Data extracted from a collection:
====================

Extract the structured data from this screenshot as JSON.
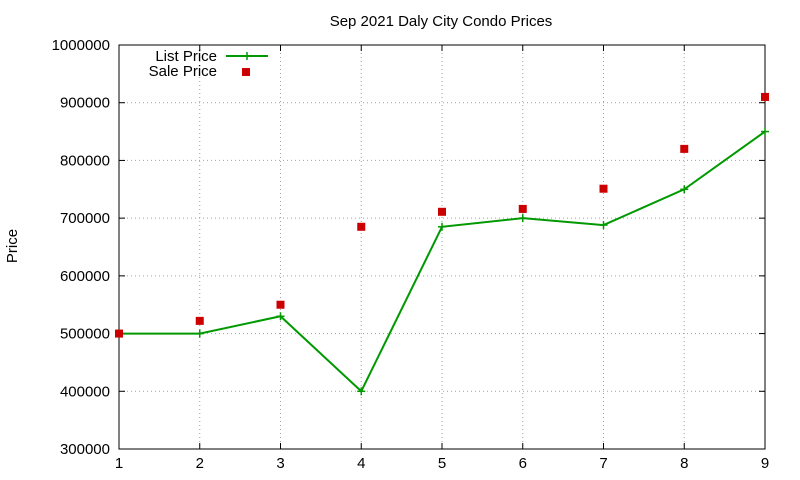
{
  "chart_data": {
    "type": "line",
    "title": "Sep 2021 Daly City Condo Prices",
    "xlabel": "",
    "ylabel": "Price",
    "x": [
      1,
      2,
      3,
      4,
      5,
      6,
      7,
      8,
      9
    ],
    "xlim": [
      1,
      9
    ],
    "ylim": [
      300000,
      1000000
    ],
    "x_ticks": [
      "1",
      "2",
      "3",
      "4",
      "5",
      "6",
      "7",
      "8",
      "9"
    ],
    "y_ticks": [
      "300000",
      "400000",
      "500000",
      "600000",
      "700000",
      "800000",
      "900000",
      "1000000"
    ],
    "grid": true,
    "legend_position": "top-left",
    "series": [
      {
        "name": "List Price",
        "style": "line-with-plus-markers",
        "color": "#009900",
        "values": [
          500000,
          500000,
          530000,
          400000,
          685000,
          700000,
          688000,
          750000,
          850000
        ]
      },
      {
        "name": "Sale Price",
        "style": "square-markers",
        "color": "#cc0000",
        "values": [
          500000,
          522000,
          550000,
          685000,
          711000,
          716000,
          751000,
          820000,
          910000
        ]
      }
    ]
  }
}
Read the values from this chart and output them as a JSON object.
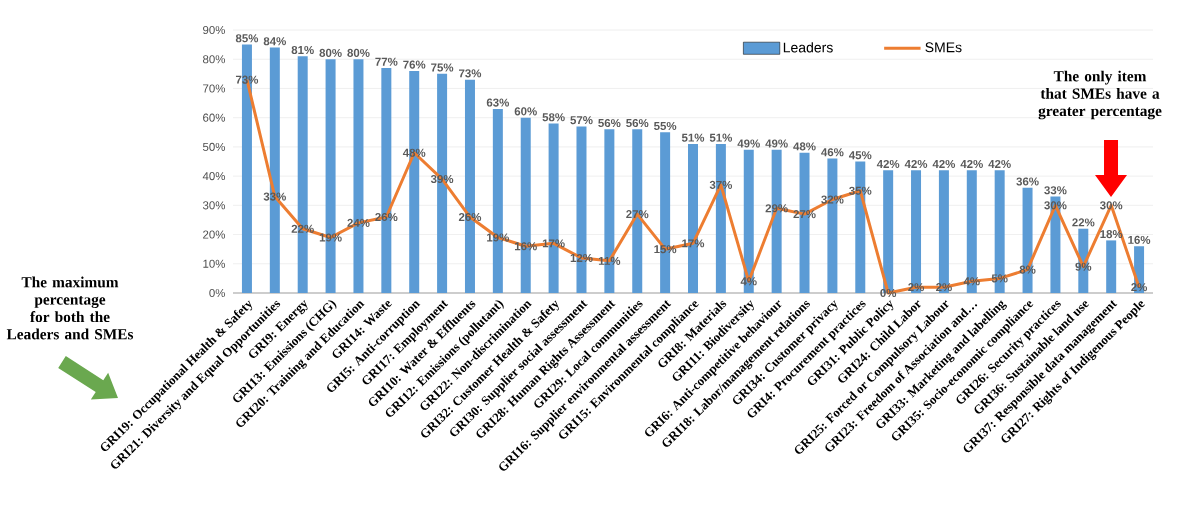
{
  "chart_data": {
    "type": "bar",
    "categories": [
      "GRI19: Occupational Health & Safety",
      "GRI21: Diversity and Equal Opportunities",
      "GRI9: Energy",
      "GRI13: Emissions (CHG)",
      "GRI20: Training and Education",
      "GRI14: Waste",
      "GRI5: Anti-corruption",
      "GRI17: Employment",
      "GRI10: Water & Effluents",
      "GRI12: Emissions (pollutant)",
      "GRI22: Non-discrimination",
      "GRI32: Customer Health & Safety",
      "GRI30: Supplier social assessment",
      "GRI28: Human Rights Assessment",
      "GRI29: Local communities",
      "GRI16: Supplier environmental assessment",
      "GRI15: Environmental compliance",
      "GRI8: Materials",
      "GRI11: Biodiversity",
      "GRI6: Anti-competitive behaviour",
      "GRI18: Labor/management relations",
      "GRI34: Customer privacy",
      "GRI4: Procurement practices",
      "GRI31: Public Policy",
      "GRI24: Child Labor",
      "GRI25: Forced or Compulsory Labour",
      "GRI23: Freedom of Association and…",
      "GRI33: Marketing and labelling",
      "GRI35: Socio-economic compliance",
      "GRI26: Security practices",
      "GRI36: Sustainable land use",
      "GRI37: Responsible data management",
      "GRI27: Rights of Indigenous People"
    ],
    "series": [
      {
        "name": "Leaders",
        "color": "#5b9bd5",
        "values": [
          85,
          84,
          81,
          80,
          80,
          77,
          76,
          75,
          73,
          63,
          60,
          58,
          57,
          56,
          56,
          55,
          51,
          51,
          49,
          49,
          48,
          46,
          45,
          42,
          42,
          42,
          42,
          42,
          36,
          33,
          22,
          18,
          16
        ],
        "value_labels": [
          "85%",
          "84%",
          "81%",
          "80%",
          "80%",
          "77%",
          "76%",
          "75%",
          "73%",
          "63%",
          "60%",
          "58%",
          "57%",
          "56%",
          "56%",
          "55%",
          "51%",
          "51%",
          "49%",
          "49%",
          "48%",
          "46%",
          "45%",
          "42%",
          "42%",
          "42%",
          "42%",
          "42%",
          "36%",
          "33%",
          "22%",
          "18%",
          "16%"
        ]
      },
      {
        "name": "SMEs",
        "type": "line",
        "color": "#ed7d31",
        "values": [
          73,
          33,
          22,
          19,
          24,
          26,
          48,
          39,
          26,
          19,
          16,
          17,
          12,
          11,
          27,
          15,
          17,
          37,
          4,
          29,
          27,
          32,
          35,
          0,
          2,
          2,
          4,
          5,
          8,
          30,
          9,
          30,
          2
        ],
        "value_labels": [
          "73%",
          "33%",
          "22%",
          "19%",
          "24%",
          "26%",
          "48%",
          "39%",
          "26%",
          "19%",
          "16%",
          "17%",
          "12%",
          "11%",
          "27%",
          "15%",
          "17%",
          "37%",
          "4%",
          "29%",
          "27%",
          "32%",
          "35%",
          "0%",
          "2%",
          "2%",
          "4%",
          "5%",
          "8%",
          "30%",
          "9%",
          "30%",
          "2%"
        ]
      }
    ],
    "ylim": [
      0,
      90
    ],
    "yticks": [
      {
        "value": 0,
        "label": "0%"
      },
      {
        "value": 10,
        "label": "10%"
      },
      {
        "value": 20,
        "label": "20%"
      },
      {
        "value": 30,
        "label": "30%"
      },
      {
        "value": 40,
        "label": "40%"
      },
      {
        "value": 50,
        "label": "50%"
      },
      {
        "value": 60,
        "label": "60%"
      },
      {
        "value": 70,
        "label": "70%"
      },
      {
        "value": 80,
        "label": "80%"
      },
      {
        "value": 90,
        "label": "90%"
      }
    ],
    "grid": "y",
    "legend": "top right",
    "annotations": [
      "The maximum percentage for both the Leaders and SMEs",
      "The only item that SMEs have a greater percentage"
    ]
  }
}
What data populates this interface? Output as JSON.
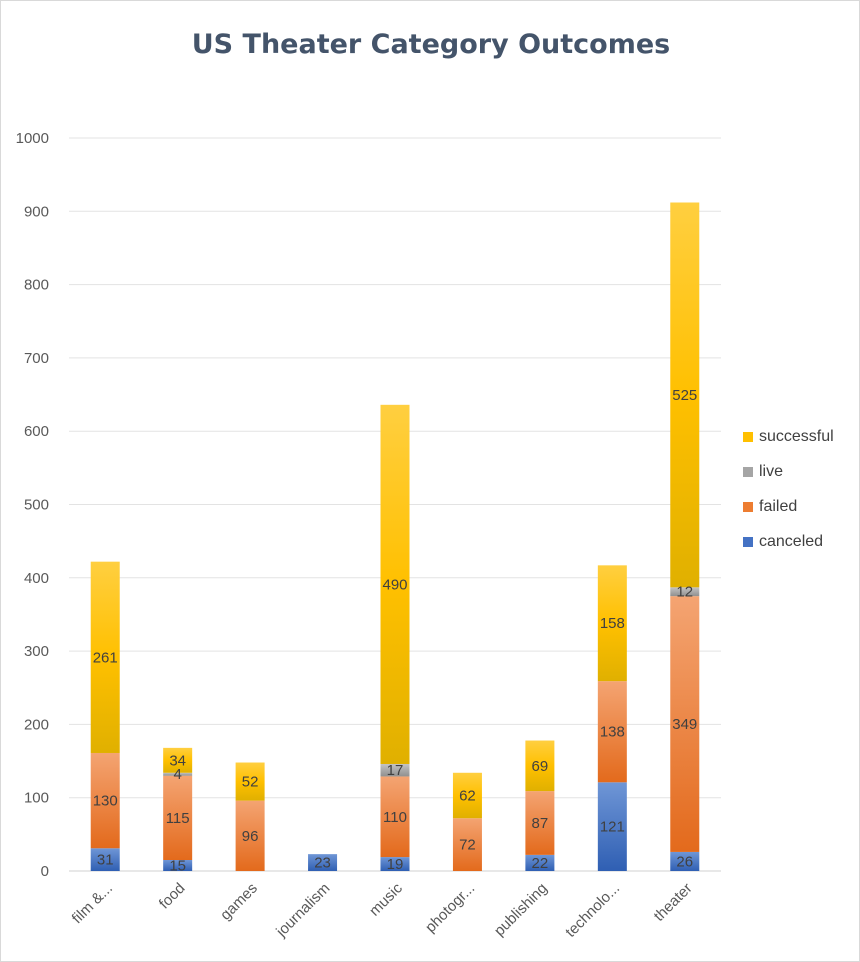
{
  "chart_data": {
    "type": "bar",
    "stacked": true,
    "title": "US Theater Category Outcomes",
    "categories": [
      "film &...",
      "food",
      "games",
      "journalism",
      "music",
      "photogr...",
      "publishing",
      "technolo...",
      "theater"
    ],
    "series": [
      {
        "name": "canceled",
        "color": "#4472c4",
        "values": [
          31,
          15,
          0,
          23,
          19,
          0,
          22,
          121,
          26
        ]
      },
      {
        "name": "failed",
        "color": "#ed7d31",
        "values": [
          130,
          115,
          96,
          0,
          110,
          72,
          87,
          138,
          349
        ]
      },
      {
        "name": "live",
        "color": "#a5a5a5",
        "values": [
          0,
          4,
          0,
          0,
          17,
          0,
          0,
          0,
          12
        ]
      },
      {
        "name": "successful",
        "color": "#ffc000",
        "values": [
          261,
          34,
          52,
          0,
          490,
          62,
          69,
          158,
          525
        ]
      }
    ],
    "ylim": [
      0,
      1000
    ],
    "yticks": [
      "0",
      "100",
      "200",
      "300",
      "400",
      "500",
      "600",
      "700",
      "800",
      "900",
      "1000"
    ],
    "grid": true,
    "legend_position": "right"
  }
}
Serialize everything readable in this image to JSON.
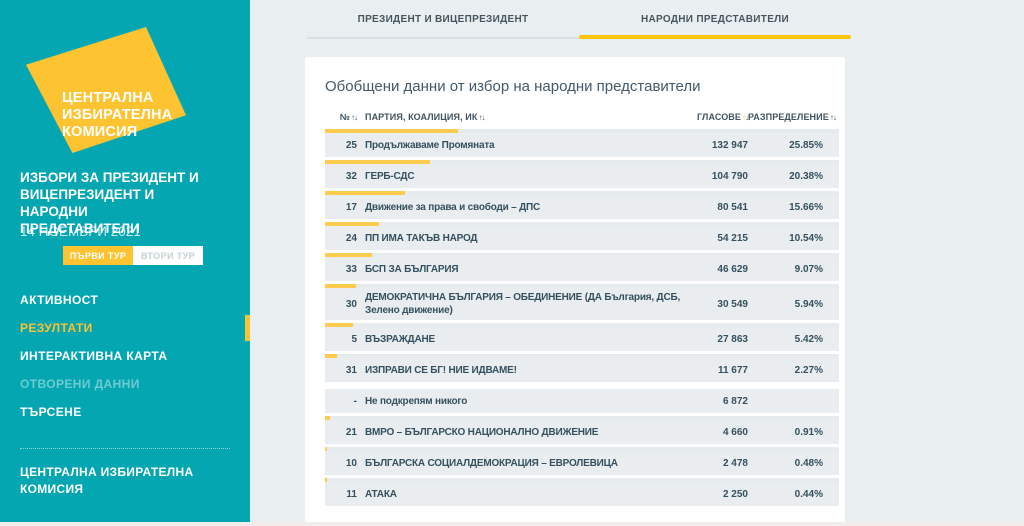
{
  "colors": {
    "sidebar_teal": "#04a6b2",
    "accent_yellow": "#fdc331",
    "tab_underline_yellow": "#fdc408",
    "bar_yellow": "#fccb50",
    "row_background": "#e9edf0",
    "page_background": "#e9eef1",
    "text_dark": "#35505e"
  },
  "sidebar": {
    "logo_text": "ЦЕНТРАЛНА\nИЗБИРАТЕЛНА\nКОМИСИЯ",
    "title": "ИЗБОРИ ЗА ПРЕЗИДЕНТ И\nВИЦЕПРЕЗИДЕНТ И\nНАРОДНИ\nПРЕДСТАВИТЕЛИ",
    "date": "14 НОЕМВРИ 2021",
    "round_toggle": {
      "first_label": "ПЪРВИ ТУР",
      "second_label": "ВТОРИ ТУР",
      "active": "first"
    },
    "menu": [
      {
        "label": "АКТИВНОСТ",
        "active": false,
        "disabled": false
      },
      {
        "label": "РЕЗУЛТАТИ",
        "active": true,
        "disabled": false
      },
      {
        "label": "ИНТЕРАКТИВНА КАРТА",
        "active": false,
        "disabled": false
      },
      {
        "label": "ОТВОРЕНИ ДАННИ",
        "active": false,
        "disabled": true
      },
      {
        "label": "ТЪРСЕНЕ",
        "active": false,
        "disabled": false
      }
    ],
    "footer_link": "ЦЕНТРАЛНА ИЗБИРАТЕЛНА\nКОМИСИЯ"
  },
  "tabs": [
    {
      "label": "ПРЕЗИДЕНТ И ВИЦЕПРЕЗИДЕНТ",
      "active": false
    },
    {
      "label": "НАРОДНИ ПРЕДСТАВИТЕЛИ",
      "active": true
    }
  ],
  "main": {
    "heading": "Обобщени данни от избор на народни представители",
    "table": {
      "columns": [
        {
          "label": "№",
          "sortable": true,
          "sorted": false
        },
        {
          "label": "ПАРТИЯ, КОАЛИЦИЯ, ИК",
          "sortable": true,
          "sorted": false
        },
        {
          "label": "ГЛАСОВЕ",
          "sortable": true,
          "sorted": true
        },
        {
          "label": "РАЗПРЕДЕЛЕНИЕ",
          "sortable": true,
          "sorted": false
        }
      ],
      "rows": [
        {
          "number": "25",
          "name": "Продължаваме Промяната",
          "votes": "132 947",
          "percent": "25.85%",
          "percent_value": 25.85
        },
        {
          "number": "32",
          "name": "ГЕРБ-СДС",
          "votes": "104 790",
          "percent": "20.38%",
          "percent_value": 20.38
        },
        {
          "number": "17",
          "name": "Движение за права и свободи – ДПС",
          "votes": "80 541",
          "percent": "15.66%",
          "percent_value": 15.66
        },
        {
          "number": "24",
          "name": "ПП ИМА ТАКЪВ НАРОД",
          "votes": "54 215",
          "percent": "10.54%",
          "percent_value": 10.54
        },
        {
          "number": "33",
          "name": "БСП ЗА БЪЛГАРИЯ",
          "votes": "46 629",
          "percent": "9.07%",
          "percent_value": 9.07
        },
        {
          "number": "30",
          "name": "ДЕМОКРАТИЧНА БЪЛГАРИЯ – ОБЕДИНЕНИЕ (ДА България, ДСБ, Зелено движение)",
          "votes": "30 549",
          "percent": "5.94%",
          "percent_value": 5.94
        },
        {
          "number": "5",
          "name": "ВЪЗРАЖДАНЕ",
          "votes": "27 863",
          "percent": "5.42%",
          "percent_value": 5.42
        },
        {
          "number": "31",
          "name": "ИЗПРАВИ СЕ БГ! НИЕ ИДВАМЕ!",
          "votes": "11 677",
          "percent": "2.27%",
          "percent_value": 2.27
        },
        {
          "number": "-",
          "name": "Не подкрепям никого",
          "votes": "6 872",
          "percent": "",
          "percent_value": null
        },
        {
          "number": "21",
          "name": "ВМРО – БЪЛГАРСКО НАЦИОНАЛНО ДВИЖЕНИЕ",
          "votes": "4 660",
          "percent": "0.91%",
          "percent_value": 0.91
        },
        {
          "number": "10",
          "name": "БЪЛГАРСКА СОЦИАЛДЕМОКРАЦИЯ – ЕВРОЛЕВИЦА",
          "votes": "2 478",
          "percent": "0.48%",
          "percent_value": 0.48
        },
        {
          "number": "11",
          "name": "АТАКА",
          "votes": "2 250",
          "percent": "0.44%",
          "percent_value": 0.44
        }
      ]
    }
  },
  "icons": {
    "sort_icon": "up-down-arrows",
    "active_menu_marker": "yellow-bar"
  }
}
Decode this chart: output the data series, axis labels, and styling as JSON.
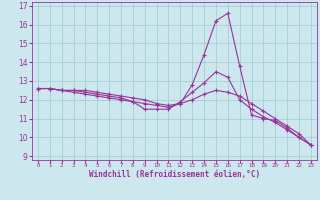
{
  "xlabel": "Windchill (Refroidissement éolien,°C)",
  "bg_color": "#cce8ee",
  "line_color": "#993399",
  "grid_color": "#99cccc",
  "xlim": [
    -0.5,
    23.5
  ],
  "ylim": [
    8.8,
    17.2
  ],
  "xticks": [
    0,
    1,
    2,
    3,
    4,
    5,
    6,
    7,
    8,
    9,
    10,
    11,
    12,
    13,
    14,
    15,
    16,
    17,
    18,
    19,
    20,
    21,
    22,
    23
  ],
  "yticks": [
    9,
    10,
    11,
    12,
    13,
    14,
    15,
    16,
    17
  ],
  "line1": [
    12.6,
    12.6,
    12.5,
    12.5,
    12.5,
    12.4,
    12.3,
    12.2,
    12.1,
    12.0,
    11.8,
    11.7,
    11.8,
    12.8,
    14.4,
    16.2,
    16.6,
    13.8,
    11.2,
    11.0,
    10.9,
    10.5,
    10.0,
    9.6
  ],
  "line2": [
    12.6,
    12.6,
    12.5,
    12.5,
    12.4,
    12.3,
    12.2,
    12.1,
    11.9,
    11.5,
    11.5,
    11.5,
    11.9,
    12.4,
    12.9,
    13.5,
    13.2,
    12.0,
    11.5,
    11.1,
    10.8,
    10.4,
    10.0,
    9.6
  ],
  "line3": [
    12.6,
    12.6,
    12.5,
    12.4,
    12.3,
    12.2,
    12.1,
    12.0,
    11.9,
    11.8,
    11.7,
    11.6,
    11.8,
    12.0,
    12.3,
    12.5,
    12.4,
    12.2,
    11.8,
    11.4,
    11.0,
    10.6,
    10.2,
    9.6
  ],
  "lw": 0.8,
  "marker_size": 2.5,
  "xlabel_fontsize": 5.5,
  "ytick_fontsize": 5.5,
  "xtick_fontsize": 4.2
}
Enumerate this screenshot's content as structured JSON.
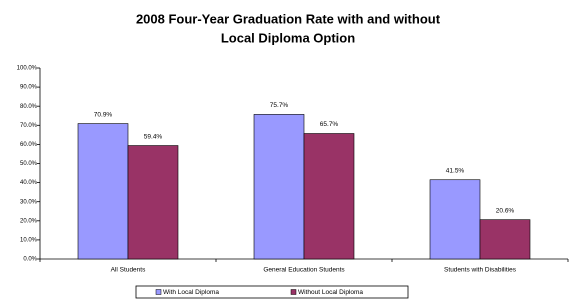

====================

## Stated exercise
Across the preceding material, how many lines contain the word "БЪЛГАРИЯ"? State the number alone.

## Solution for this task
2